» **Excerpted data**
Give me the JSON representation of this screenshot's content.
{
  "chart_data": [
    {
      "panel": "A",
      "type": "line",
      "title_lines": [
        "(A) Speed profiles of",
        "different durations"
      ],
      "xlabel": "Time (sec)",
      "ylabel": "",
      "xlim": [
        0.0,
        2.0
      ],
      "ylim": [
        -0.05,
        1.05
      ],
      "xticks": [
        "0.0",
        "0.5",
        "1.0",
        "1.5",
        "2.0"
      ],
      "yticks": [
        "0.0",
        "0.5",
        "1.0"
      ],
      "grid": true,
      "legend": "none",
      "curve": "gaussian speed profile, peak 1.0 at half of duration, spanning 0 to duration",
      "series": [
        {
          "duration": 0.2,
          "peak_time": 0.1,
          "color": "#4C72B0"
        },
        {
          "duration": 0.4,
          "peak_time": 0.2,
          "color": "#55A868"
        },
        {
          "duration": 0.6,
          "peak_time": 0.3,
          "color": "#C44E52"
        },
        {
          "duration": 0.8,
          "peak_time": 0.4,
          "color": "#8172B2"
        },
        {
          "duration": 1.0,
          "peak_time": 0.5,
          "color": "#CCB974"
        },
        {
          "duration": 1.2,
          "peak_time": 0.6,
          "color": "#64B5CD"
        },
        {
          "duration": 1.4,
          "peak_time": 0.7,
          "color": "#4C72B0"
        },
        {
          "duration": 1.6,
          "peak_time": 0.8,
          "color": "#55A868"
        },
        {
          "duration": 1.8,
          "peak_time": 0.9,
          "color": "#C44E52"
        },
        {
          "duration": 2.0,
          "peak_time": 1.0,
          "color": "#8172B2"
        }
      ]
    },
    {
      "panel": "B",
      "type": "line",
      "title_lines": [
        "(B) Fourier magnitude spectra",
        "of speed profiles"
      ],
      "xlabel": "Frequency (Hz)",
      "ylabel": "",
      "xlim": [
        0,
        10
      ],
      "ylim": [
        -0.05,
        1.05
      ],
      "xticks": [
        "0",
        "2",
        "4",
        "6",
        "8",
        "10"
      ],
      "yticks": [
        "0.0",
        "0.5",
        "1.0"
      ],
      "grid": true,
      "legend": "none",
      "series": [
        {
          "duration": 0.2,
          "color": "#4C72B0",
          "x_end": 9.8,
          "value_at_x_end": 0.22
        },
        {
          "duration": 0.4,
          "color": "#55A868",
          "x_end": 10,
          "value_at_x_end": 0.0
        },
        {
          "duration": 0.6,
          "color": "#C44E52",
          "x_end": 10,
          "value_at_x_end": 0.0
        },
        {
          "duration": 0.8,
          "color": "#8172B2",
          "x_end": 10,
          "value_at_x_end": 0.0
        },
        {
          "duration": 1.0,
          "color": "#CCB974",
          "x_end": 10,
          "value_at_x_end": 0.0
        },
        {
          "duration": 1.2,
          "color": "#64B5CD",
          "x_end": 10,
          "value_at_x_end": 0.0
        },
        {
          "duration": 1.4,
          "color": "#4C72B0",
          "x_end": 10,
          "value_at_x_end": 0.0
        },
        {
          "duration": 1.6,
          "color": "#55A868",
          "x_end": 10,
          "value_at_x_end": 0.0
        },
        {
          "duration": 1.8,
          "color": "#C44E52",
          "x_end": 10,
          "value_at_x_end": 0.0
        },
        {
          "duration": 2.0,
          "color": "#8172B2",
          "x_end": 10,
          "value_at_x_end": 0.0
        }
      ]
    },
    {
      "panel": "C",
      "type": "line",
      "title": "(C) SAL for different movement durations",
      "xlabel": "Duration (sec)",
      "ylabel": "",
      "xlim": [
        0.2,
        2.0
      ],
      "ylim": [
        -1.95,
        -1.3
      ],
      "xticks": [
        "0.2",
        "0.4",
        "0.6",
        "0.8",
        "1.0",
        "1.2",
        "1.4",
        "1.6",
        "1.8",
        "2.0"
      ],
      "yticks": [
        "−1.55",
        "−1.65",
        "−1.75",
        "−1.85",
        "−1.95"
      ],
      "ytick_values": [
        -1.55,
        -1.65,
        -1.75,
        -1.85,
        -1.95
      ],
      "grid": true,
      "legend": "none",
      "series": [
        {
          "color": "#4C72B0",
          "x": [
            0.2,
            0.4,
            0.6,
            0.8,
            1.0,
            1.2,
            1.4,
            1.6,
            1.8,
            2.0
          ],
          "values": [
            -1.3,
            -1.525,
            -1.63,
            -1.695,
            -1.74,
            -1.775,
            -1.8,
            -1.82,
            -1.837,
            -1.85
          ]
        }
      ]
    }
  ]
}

» **Problem to solve**
Output the lines above verbatim and in full.

» **Task solution**
Give me the JSON representation of this screenshot's content.
{
  "chart_data": [
    {
      "panel": "A",
      "type": "line",
      "title_lines": [
        "(A) Speed profiles of",
        "different durations"
      ],
      "xlabel": "Time (sec)",
      "ylabel": "",
      "xlim": [
        0.0,
        2.0
      ],
      "ylim": [
        -0.05,
        1.05
      ],
      "xticks": [
        "0.0",
        "0.5",
        "1.0",
        "1.5",
        "2.0"
      ],
      "yticks": [
        "0.0",
        "0.5",
        "1.0"
      ],
      "grid": true,
      "legend": "none",
      "curve": "gaussian speed profile, peak 1.0 at half of duration, spanning 0 to duration",
      "series": [
        {
          "duration": 0.2,
          "peak_time": 0.1,
          "color": "#4C72B0"
        },
        {
          "duration": 0.4,
          "peak_time": 0.2,
          "color": "#55A868"
        },
        {
          "duration": 0.6,
          "peak_time": 0.3,
          "color": "#C44E52"
        },
        {
          "duration": 0.8,
          "peak_time": 0.4,
          "color": "#8172B2"
        },
        {
          "duration": 1.0,
          "peak_time": 0.5,
          "color": "#CCB974"
        },
        {
          "duration": 1.2,
          "peak_time": 0.6,
          "color": "#64B5CD"
        },
        {
          "duration": 1.4,
          "peak_time": 0.7,
          "color": "#4C72B0"
        },
        {
          "duration": 1.6,
          "peak_time": 0.8,
          "color": "#55A868"
        },
        {
          "duration": 1.8,
          "peak_time": 0.9,
          "color": "#C44E52"
        },
        {
          "duration": 2.0,
          "peak_time": 1.0,
          "color": "#8172B2"
        }
      ]
    },
    {
      "panel": "B",
      "type": "line",
      "title_lines": [
        "(B) Fourier magnitude spectra",
        "of speed profiles"
      ],
      "xlabel": "Frequency (Hz)",
      "ylabel": "",
      "xlim": [
        0,
        10
      ],
      "ylim": [
        -0.05,
        1.05
      ],
      "xticks": [
        "0",
        "2",
        "4",
        "6",
        "8",
        "10"
      ],
      "yticks": [
        "0.0",
        "0.5",
        "1.0"
      ],
      "grid": true,
      "legend": "none",
      "series": [
        {
          "duration": 0.2,
          "color": "#4C72B0",
          "x_end": 9.8,
          "value_at_x_end": 0.22
        },
        {
          "duration": 0.4,
          "color": "#55A868",
          "x_end": 10,
          "value_at_x_end": 0.0
        },
        {
          "duration": 0.6,
          "color": "#C44E52",
          "x_end": 10,
          "value_at_x_end": 0.0
        },
        {
          "duration": 0.8,
          "color": "#8172B2",
          "x_end": 10,
          "value_at_x_end": 0.0
        },
        {
          "duration": 1.0,
          "color": "#CCB974",
          "x_end": 10,
          "value_at_x_end": 0.0
        },
        {
          "duration": 1.2,
          "color": "#64B5CD",
          "x_end": 10,
          "value_at_x_end": 0.0
        },
        {
          "duration": 1.4,
          "color": "#4C72B0",
          "x_end": 10,
          "value_at_x_end": 0.0
        },
        {
          "duration": 1.6,
          "color": "#55A868",
          "x_end": 10,
          "value_at_x_end": 0.0
        },
        {
          "duration": 1.8,
          "color": "#C44E52",
          "x_end": 10,
          "value_at_x_end": 0.0
        },
        {
          "duration": 2.0,
          "color": "#8172B2",
          "x_end": 10,
          "value_at_x_end": 0.0
        }
      ]
    },
    {
      "panel": "C",
      "type": "line",
      "title": "(C) SAL for different movement durations",
      "xlabel": "Duration (sec)",
      "ylabel": "",
      "xlim": [
        0.2,
        2.0
      ],
      "ylim": [
        -1.95,
        -1.3
      ],
      "xticks": [
        "0.2",
        "0.4",
        "0.6",
        "0.8",
        "1.0",
        "1.2",
        "1.4",
        "1.6",
        "1.8",
        "2.0"
      ],
      "yticks": [
        "−1.55",
        "−1.65",
        "−1.75",
        "−1.85",
        "−1.95"
      ],
      "ytick_values": [
        -1.55,
        -1.65,
        -1.75,
        -1.85,
        -1.95
      ],
      "grid": true,
      "legend": "none",
      "series": [
        {
          "color": "#4C72B0",
          "x": [
            0.2,
            0.4,
            0.6,
            0.8,
            1.0,
            1.2,
            1.4,
            1.6,
            1.8,
            2.0
          ],
          "values": [
            -1.3,
            -1.525,
            -1.63,
            -1.695,
            -1.74,
            -1.775,
            -1.8,
            -1.82,
            -1.837,
            -1.85
          ]
        }
      ]
    }
  ]
}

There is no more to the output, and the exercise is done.